# PROBLEM DESCRIPTION:
Output the material below unchanged, apart from leaving out the pictures.

# PROVIDED DATA:

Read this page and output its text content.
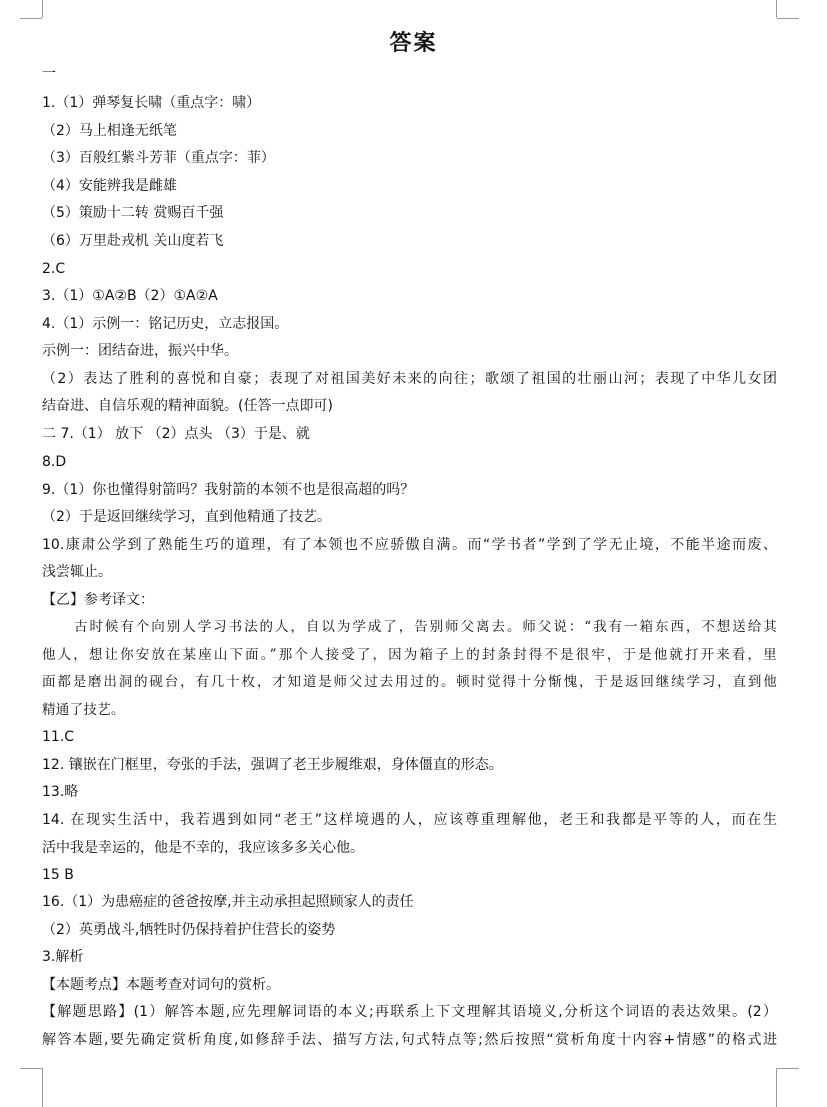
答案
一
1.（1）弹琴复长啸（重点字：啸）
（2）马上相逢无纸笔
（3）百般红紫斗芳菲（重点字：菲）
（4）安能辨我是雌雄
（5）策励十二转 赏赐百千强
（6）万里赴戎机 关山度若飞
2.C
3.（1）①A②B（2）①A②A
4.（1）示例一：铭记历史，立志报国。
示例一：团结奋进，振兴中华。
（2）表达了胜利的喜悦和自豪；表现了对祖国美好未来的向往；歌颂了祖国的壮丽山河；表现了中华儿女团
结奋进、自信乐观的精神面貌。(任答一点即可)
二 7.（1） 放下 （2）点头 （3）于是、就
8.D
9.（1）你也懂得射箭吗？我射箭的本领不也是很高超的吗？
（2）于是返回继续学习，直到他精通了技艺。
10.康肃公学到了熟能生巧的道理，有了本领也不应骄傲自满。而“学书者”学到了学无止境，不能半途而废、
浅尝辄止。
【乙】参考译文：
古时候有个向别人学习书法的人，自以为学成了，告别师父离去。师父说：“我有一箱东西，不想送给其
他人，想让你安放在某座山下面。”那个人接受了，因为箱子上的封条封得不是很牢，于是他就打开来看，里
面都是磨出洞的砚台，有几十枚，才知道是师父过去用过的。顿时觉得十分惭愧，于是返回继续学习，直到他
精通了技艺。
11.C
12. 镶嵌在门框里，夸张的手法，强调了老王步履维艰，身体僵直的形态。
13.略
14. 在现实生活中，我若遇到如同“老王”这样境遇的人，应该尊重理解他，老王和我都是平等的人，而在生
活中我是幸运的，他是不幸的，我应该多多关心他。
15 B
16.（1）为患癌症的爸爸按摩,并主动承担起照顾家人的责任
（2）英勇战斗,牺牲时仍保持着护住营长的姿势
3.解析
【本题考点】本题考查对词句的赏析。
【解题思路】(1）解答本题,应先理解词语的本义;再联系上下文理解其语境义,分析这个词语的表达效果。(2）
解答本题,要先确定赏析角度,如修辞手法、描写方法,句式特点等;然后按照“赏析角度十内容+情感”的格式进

# WRITTEN ANSWER:
Read this page and output its text content.
答案
一
1.（1）弹琴复长啸（重点字：啸）
（2）马上相逢无纸笔
（3）百般红紫斗芳菲（重点字：菲）
（4）安能辨我是雌雄
（5）策励十二转 赏赐百千强
（6）万里赴戎机 关山度若飞
2.C
3.（1）①A②B（2）①A②A
4.（1）示例一：铭记历史，立志报国。
示例一：团结奋进，振兴中华。
（2）表达了胜利的喜悦和自豪；表现了对祖国美好未来的向往；歌颂了祖国的壮丽山河；表现了中华儿女团
结奋进、自信乐观的精神面貌。(任答一点即可)
二 7.（1） 放下 （2）点头 （3）于是、就
8.D
9.（1）你也懂得射箭吗？我射箭的本领不也是很高超的吗？
（2）于是返回继续学习，直到他精通了技艺。
10.康肃公学到了熟能生巧的道理，有了本领也不应骄傲自满。而“学书者”学到了学无止境，不能半途而废、
浅尝辄止。
【乙】参考译文：
古时候有个向别人学习书法的人，自以为学成了，告别师父离去。师父说：“我有一箱东西，不想送给其
他人，想让你安放在某座山下面。”那个人接受了，因为箱子上的封条封得不是很牢，于是他就打开来看，里
面都是磨出洞的砚台，有几十枚，才知道是师父过去用过的。顿时觉得十分惭愧，于是返回继续学习，直到他
精通了技艺。
11.C
12. 镶嵌在门框里，夸张的手法，强调了老王步履维艰，身体僵直的形态。
13.略
14. 在现实生活中，我若遇到如同“老王”这样境遇的人，应该尊重理解他，老王和我都是平等的人，而在生
活中我是幸运的，他是不幸的，我应该多多关心他。
15 B
16.（1）为患癌症的爸爸按摩,并主动承担起照顾家人的责任
（2）英勇战斗,牺牲时仍保持着护住营长的姿势
3.解析
【本题考点】本题考查对词句的赏析。
【解题思路】(1）解答本题,应先理解词语的本义;再联系上下文理解其语境义,分析这个词语的表达效果。(2）
解答本题,要先确定赏析角度,如修辞手法、描写方法,句式特点等;然后按照“赏析角度十内容+情感”的格式进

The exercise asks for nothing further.